- **Exercise objective**:
Take the records underneath and set them down exactly.

>> Begin Given data

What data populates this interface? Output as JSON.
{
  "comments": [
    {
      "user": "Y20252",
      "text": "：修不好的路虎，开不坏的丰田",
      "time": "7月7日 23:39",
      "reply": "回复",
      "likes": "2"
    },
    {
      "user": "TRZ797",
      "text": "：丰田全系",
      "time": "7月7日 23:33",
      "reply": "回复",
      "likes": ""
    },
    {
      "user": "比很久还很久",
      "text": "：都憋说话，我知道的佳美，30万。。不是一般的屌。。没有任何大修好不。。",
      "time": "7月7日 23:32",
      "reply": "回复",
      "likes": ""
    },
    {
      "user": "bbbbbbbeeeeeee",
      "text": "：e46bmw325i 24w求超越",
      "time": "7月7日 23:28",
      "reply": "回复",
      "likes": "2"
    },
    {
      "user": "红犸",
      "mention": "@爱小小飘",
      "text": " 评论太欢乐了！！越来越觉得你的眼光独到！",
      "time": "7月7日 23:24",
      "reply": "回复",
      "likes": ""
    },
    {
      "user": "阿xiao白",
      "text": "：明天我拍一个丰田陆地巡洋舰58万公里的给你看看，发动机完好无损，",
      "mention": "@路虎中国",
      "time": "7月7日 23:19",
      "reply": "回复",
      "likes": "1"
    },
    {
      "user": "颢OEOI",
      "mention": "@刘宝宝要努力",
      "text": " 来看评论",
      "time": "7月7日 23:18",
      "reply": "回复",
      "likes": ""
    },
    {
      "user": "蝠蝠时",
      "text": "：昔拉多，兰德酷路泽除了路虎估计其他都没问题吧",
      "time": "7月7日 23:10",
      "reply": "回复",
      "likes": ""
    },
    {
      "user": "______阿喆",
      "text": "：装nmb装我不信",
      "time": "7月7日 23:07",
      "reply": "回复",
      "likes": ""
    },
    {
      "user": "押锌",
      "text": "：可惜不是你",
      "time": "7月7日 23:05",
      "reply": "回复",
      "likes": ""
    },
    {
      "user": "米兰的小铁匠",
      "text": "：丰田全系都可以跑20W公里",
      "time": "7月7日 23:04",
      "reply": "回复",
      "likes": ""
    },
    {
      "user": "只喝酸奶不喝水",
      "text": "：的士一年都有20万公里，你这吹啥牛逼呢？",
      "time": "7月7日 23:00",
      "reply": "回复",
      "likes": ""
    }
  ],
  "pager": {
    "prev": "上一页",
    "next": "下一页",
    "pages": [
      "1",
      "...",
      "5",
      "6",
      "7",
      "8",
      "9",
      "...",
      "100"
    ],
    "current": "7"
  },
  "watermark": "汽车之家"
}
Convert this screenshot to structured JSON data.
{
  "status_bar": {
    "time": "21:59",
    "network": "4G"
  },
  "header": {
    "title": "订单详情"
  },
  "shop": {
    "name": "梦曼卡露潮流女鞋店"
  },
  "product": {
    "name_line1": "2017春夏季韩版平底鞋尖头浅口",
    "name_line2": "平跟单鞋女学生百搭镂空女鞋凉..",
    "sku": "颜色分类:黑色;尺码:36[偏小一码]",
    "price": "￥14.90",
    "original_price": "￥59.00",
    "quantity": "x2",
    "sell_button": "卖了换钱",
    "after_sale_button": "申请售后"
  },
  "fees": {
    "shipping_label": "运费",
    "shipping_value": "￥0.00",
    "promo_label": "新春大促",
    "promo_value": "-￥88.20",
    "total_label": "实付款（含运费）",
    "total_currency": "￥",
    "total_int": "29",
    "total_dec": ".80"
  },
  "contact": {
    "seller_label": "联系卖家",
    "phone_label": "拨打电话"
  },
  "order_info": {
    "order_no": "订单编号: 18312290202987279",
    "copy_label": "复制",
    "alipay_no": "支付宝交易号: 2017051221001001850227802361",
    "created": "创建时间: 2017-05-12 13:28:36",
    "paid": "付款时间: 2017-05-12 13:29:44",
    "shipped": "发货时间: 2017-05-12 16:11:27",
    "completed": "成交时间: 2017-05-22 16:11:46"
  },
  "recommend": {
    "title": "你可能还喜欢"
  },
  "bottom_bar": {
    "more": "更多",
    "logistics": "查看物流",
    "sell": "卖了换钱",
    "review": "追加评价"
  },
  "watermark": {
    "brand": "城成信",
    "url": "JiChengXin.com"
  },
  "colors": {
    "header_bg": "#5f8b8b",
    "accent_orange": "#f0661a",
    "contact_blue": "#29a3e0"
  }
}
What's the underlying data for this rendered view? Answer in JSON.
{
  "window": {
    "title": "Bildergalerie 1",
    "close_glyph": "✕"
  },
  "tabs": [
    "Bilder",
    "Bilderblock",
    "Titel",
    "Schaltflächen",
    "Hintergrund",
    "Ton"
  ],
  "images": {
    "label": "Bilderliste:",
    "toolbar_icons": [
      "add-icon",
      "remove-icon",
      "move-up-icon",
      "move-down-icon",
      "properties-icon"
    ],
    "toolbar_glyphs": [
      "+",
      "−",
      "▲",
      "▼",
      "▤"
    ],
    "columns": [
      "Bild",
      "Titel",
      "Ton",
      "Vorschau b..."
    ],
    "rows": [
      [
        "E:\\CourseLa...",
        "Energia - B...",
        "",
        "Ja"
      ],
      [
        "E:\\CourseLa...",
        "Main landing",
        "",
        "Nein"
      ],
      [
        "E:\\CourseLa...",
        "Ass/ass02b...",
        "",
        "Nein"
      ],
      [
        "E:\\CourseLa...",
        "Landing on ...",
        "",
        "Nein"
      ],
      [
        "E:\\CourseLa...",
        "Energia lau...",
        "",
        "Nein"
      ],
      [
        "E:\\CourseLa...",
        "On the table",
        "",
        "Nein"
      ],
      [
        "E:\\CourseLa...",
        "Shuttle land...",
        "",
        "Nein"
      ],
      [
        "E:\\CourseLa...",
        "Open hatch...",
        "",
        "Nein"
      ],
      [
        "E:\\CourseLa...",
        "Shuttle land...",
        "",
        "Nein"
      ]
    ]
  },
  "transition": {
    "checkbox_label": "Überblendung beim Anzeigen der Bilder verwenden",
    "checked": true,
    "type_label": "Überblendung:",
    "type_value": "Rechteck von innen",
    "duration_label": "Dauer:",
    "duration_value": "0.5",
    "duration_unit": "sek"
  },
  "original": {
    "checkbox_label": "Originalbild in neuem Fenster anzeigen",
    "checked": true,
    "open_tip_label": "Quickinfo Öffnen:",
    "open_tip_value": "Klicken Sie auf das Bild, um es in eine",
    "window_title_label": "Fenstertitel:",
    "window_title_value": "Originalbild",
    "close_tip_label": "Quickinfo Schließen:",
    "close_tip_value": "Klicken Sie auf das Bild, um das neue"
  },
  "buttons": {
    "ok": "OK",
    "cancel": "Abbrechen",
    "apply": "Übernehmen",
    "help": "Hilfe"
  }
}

>> End Given data

- **Output for this task**:
What data populates this interface? Output as JSON.
{
  "comments": [
    {
      "user": "Y20252",
      "text": "：修不好的路虎，开不坏的丰田",
      "time": "7月7日 23:39",
      "reply": "回复",
      "likes": "2"
    },
    {
      "user": "TRZ797",
      "text": "：丰田全系",
      "time": "7月7日 23:33",
      "reply": "回复",
      "likes": ""
    },
    {
      "user": "比很久还很久",
      "text": "：都憋说话，我知道的佳美，30万。。不是一般的屌。。没有任何大修好不。。",
      "time": "7月7日 23:32",
      "reply": "回复",
      "likes": ""
    },
    {
      "user": "bbbbbbbeeeeeee",
      "text": "：e46bmw325i 24w求超越",
      "time": "7月7日 23:28",
      "reply": "回复",
      "likes": "2"
    },
    {
      "user": "红犸",
      "mention": "@爱小小飘",
      "text": " 评论太欢乐了！！越来越觉得你的眼光独到！",
      "time": "7月7日 23:24",
      "reply": "回复",
      "likes": ""
    },
    {
      "user": "阿xiao白",
      "text": "：明天我拍一个丰田陆地巡洋舰58万公里的给你看看，发动机完好无损，",
      "mention": "@路虎中国",
      "time": "7月7日 23:19",
      "reply": "回复",
      "likes": "1"
    },
    {
      "user": "颢OEOI",
      "mention": "@刘宝宝要努力",
      "text": " 来看评论",
      "time": "7月7日 23:18",
      "reply": "回复",
      "likes": ""
    },
    {
      "user": "蝠蝠时",
      "text": "：昔拉多，兰德酷路泽除了路虎估计其他都没问题吧",
      "time": "7月7日 23:10",
      "reply": "回复",
      "likes": ""
    },
    {
      "user": "______阿喆",
      "text": "：装nmb装我不信",
      "time": "7月7日 23:07",
      "reply": "回复",
      "likes": ""
    },
    {
      "user": "押锌",
      "text": "：可惜不是你",
      "time": "7月7日 23:05",
      "reply": "回复",
      "likes": ""
    },
    {
      "user": "米兰的小铁匠",
      "text": "：丰田全系都可以跑20W公里",
      "time": "7月7日 23:04",
      "reply": "回复",
      "likes": ""
    },
    {
      "user": "只喝酸奶不喝水",
      "text": "：的士一年都有20万公里，你这吹啥牛逼呢？",
      "time": "7月7日 23:00",
      "reply": "回复",
      "likes": ""
    }
  ],
  "pager": {
    "prev": "上一页",
    "next": "下一页",
    "pages": [
      "1",
      "...",
      "5",
      "6",
      "7",
      "8",
      "9",
      "...",
      "100"
    ],
    "current": "7"
  },
  "watermark": "汽车之家"
}
Convert this screenshot to structured JSON data.
{
  "status_bar": {
    "time": "21:59",
    "network": "4G"
  },
  "header": {
    "title": "订单详情"
  },
  "shop": {
    "name": "梦曼卡露潮流女鞋店"
  },
  "product": {
    "name_line1": "2017春夏季韩版平底鞋尖头浅口",
    "name_line2": "平跟单鞋女学生百搭镂空女鞋凉..",
    "sku": "颜色分类:黑色;尺码:36[偏小一码]",
    "price": "￥14.90",
    "original_price": "￥59.00",
    "quantity": "x2",
    "sell_button": "卖了换钱",
    "after_sale_button": "申请售后"
  },
  "fees": {
    "shipping_label": "运费",
    "shipping_value": "￥0.00",
    "promo_label": "新春大促",
    "promo_value": "-￥88.20",
    "total_label": "实付款（含运费）",
    "total_currency": "￥",
    "total_int": "29",
    "total_dec": ".80"
  },
  "contact": {
    "seller_label": "联系卖家",
    "phone_label": "拨打电话"
  },
  "order_info": {
    "order_no": "订单编号: 18312290202987279",
    "copy_label": "复制",
    "alipay_no": "支付宝交易号: 2017051221001001850227802361",
    "created": "创建时间: 2017-05-12 13:28:36",
    "paid": "付款时间: 2017-05-12 13:29:44",
    "shipped": "发货时间: 2017-05-12 16:11:27",
    "completed": "成交时间: 2017-05-22 16:11:46"
  },
  "recommend": {
    "title": "你可能还喜欢"
  },
  "bottom_bar": {
    "more": "更多",
    "logistics": "查看物流",
    "sell": "卖了换钱",
    "review": "追加评价"
  },
  "watermark": {
    "brand": "城成信",
    "url": "JiChengXin.com"
  },
  "colors": {
    "header_bg": "#5f8b8b",
    "accent_orange": "#f0661a",
    "contact_blue": "#29a3e0"
  }
}
What's the underlying data for this rendered view? Answer in JSON.
{
  "window": {
    "title": "Bildergalerie 1",
    "close_glyph": "✕"
  },
  "tabs": [
    "Bilder",
    "Bilderblock",
    "Titel",
    "Schaltflächen",
    "Hintergrund",
    "Ton"
  ],
  "images": {
    "label": "Bilderliste:",
    "toolbar_icons": [
      "add-icon",
      "remove-icon",
      "move-up-icon",
      "move-down-icon",
      "properties-icon"
    ],
    "toolbar_glyphs": [
      "+",
      "−",
      "▲",
      "▼",
      "▤"
    ],
    "columns": [
      "Bild",
      "Titel",
      "Ton",
      "Vorschau b..."
    ],
    "rows": [
      [
        "E:\\CourseLa...",
        "Energia - B...",
        "",
        "Ja"
      ],
      [
        "E:\\CourseLa...",
        "Main landing",
        "",
        "Nein"
      ],
      [
        "E:\\CourseLa...",
        "Ass/ass02b...",
        "",
        "Nein"
      ],
      [
        "E:\\CourseLa...",
        "Landing on ...",
        "",
        "Nein"
      ],
      [
        "E:\\CourseLa...",
        "Energia lau...",
        "",
        "Nein"
      ],
      [
        "E:\\CourseLa...",
        "On the table",
        "",
        "Nein"
      ],
      [
        "E:\\CourseLa...",
        "Shuttle land...",
        "",
        "Nein"
      ],
      [
        "E:\\CourseLa...",
        "Open hatch...",
        "",
        "Nein"
      ],
      [
        "E:\\CourseLa...",
        "Shuttle land...",
        "",
        "Nein"
      ]
    ]
  },
  "transition": {
    "checkbox_label": "Überblendung beim Anzeigen der Bilder verwenden",
    "checked": true,
    "type_label": "Überblendung:",
    "type_value": "Rechteck von innen",
    "duration_label": "Dauer:",
    "duration_value": "0.5",
    "duration_unit": "sek"
  },
  "original": {
    "checkbox_label": "Originalbild in neuem Fenster anzeigen",
    "checked": true,
    "open_tip_label": "Quickinfo Öffnen:",
    "open_tip_value": "Klicken Sie auf das Bild, um es in eine",
    "window_title_label": "Fenstertitel:",
    "window_title_value": "Originalbild",
    "close_tip_label": "Quickinfo Schließen:",
    "close_tip_value": "Klicken Sie auf das Bild, um das neue"
  },
  "buttons": {
    "ok": "OK",
    "cancel": "Abbrechen",
    "apply": "Übernehmen",
    "help": "Hilfe"
  }
}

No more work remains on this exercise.